Task to carry out: From the listing below, extract each line containing the string "Principal".

Records:
============
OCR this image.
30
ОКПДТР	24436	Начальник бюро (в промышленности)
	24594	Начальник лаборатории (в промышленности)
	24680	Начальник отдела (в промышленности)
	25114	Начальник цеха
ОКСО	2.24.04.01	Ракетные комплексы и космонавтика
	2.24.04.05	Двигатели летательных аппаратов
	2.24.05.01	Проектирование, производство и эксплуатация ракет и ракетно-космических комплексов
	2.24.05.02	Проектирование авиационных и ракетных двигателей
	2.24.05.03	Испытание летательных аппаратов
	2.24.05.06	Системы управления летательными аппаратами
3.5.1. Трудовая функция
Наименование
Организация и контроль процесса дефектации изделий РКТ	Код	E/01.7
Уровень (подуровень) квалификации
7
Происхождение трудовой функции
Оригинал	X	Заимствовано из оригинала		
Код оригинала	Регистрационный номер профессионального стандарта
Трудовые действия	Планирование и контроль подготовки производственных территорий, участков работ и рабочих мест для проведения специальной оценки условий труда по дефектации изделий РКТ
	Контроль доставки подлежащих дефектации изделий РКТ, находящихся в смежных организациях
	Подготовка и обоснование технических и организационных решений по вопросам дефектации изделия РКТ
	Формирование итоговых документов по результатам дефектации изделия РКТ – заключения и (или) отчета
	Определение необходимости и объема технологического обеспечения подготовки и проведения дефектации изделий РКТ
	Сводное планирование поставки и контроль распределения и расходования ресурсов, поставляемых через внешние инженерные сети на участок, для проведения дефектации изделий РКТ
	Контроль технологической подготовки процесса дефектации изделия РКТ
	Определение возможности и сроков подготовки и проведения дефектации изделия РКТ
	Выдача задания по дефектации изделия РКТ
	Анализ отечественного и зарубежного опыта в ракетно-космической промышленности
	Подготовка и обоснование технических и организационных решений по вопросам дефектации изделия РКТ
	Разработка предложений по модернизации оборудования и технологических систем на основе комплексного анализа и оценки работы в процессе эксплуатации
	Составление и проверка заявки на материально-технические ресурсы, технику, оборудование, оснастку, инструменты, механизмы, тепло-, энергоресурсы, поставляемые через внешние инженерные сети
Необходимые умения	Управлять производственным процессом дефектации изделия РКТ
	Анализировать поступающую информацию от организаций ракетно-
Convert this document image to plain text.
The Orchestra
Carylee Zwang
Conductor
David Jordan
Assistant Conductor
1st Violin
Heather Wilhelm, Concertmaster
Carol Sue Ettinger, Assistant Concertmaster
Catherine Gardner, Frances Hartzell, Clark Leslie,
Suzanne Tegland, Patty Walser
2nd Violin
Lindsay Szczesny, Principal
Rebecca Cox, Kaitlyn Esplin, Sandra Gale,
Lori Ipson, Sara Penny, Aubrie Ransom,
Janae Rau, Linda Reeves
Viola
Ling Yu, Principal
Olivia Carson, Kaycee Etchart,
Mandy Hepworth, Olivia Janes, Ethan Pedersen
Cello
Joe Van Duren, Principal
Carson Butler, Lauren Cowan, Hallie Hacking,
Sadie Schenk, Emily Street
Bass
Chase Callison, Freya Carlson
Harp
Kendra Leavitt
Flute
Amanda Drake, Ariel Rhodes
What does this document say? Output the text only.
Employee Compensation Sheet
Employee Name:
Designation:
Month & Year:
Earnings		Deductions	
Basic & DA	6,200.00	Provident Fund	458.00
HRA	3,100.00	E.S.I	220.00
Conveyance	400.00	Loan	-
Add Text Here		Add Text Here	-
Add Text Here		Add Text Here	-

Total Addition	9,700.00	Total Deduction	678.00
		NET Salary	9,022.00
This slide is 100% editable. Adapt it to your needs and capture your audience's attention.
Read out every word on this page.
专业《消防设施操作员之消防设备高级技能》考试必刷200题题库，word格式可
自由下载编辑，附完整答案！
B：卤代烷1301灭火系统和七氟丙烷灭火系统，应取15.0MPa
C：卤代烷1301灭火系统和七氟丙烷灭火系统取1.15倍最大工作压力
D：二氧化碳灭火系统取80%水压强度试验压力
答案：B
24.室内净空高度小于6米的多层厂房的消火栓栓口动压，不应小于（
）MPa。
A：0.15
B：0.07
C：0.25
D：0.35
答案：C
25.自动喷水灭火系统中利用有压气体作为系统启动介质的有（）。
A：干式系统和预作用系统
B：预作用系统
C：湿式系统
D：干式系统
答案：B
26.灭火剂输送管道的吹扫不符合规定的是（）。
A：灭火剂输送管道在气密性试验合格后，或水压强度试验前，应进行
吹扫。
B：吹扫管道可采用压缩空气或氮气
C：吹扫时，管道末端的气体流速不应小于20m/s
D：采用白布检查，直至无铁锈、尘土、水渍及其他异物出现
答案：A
============
The answer:
Lindsay Szczesny, Principal
Ling Yu, Principal
Joe Van Duren, Principal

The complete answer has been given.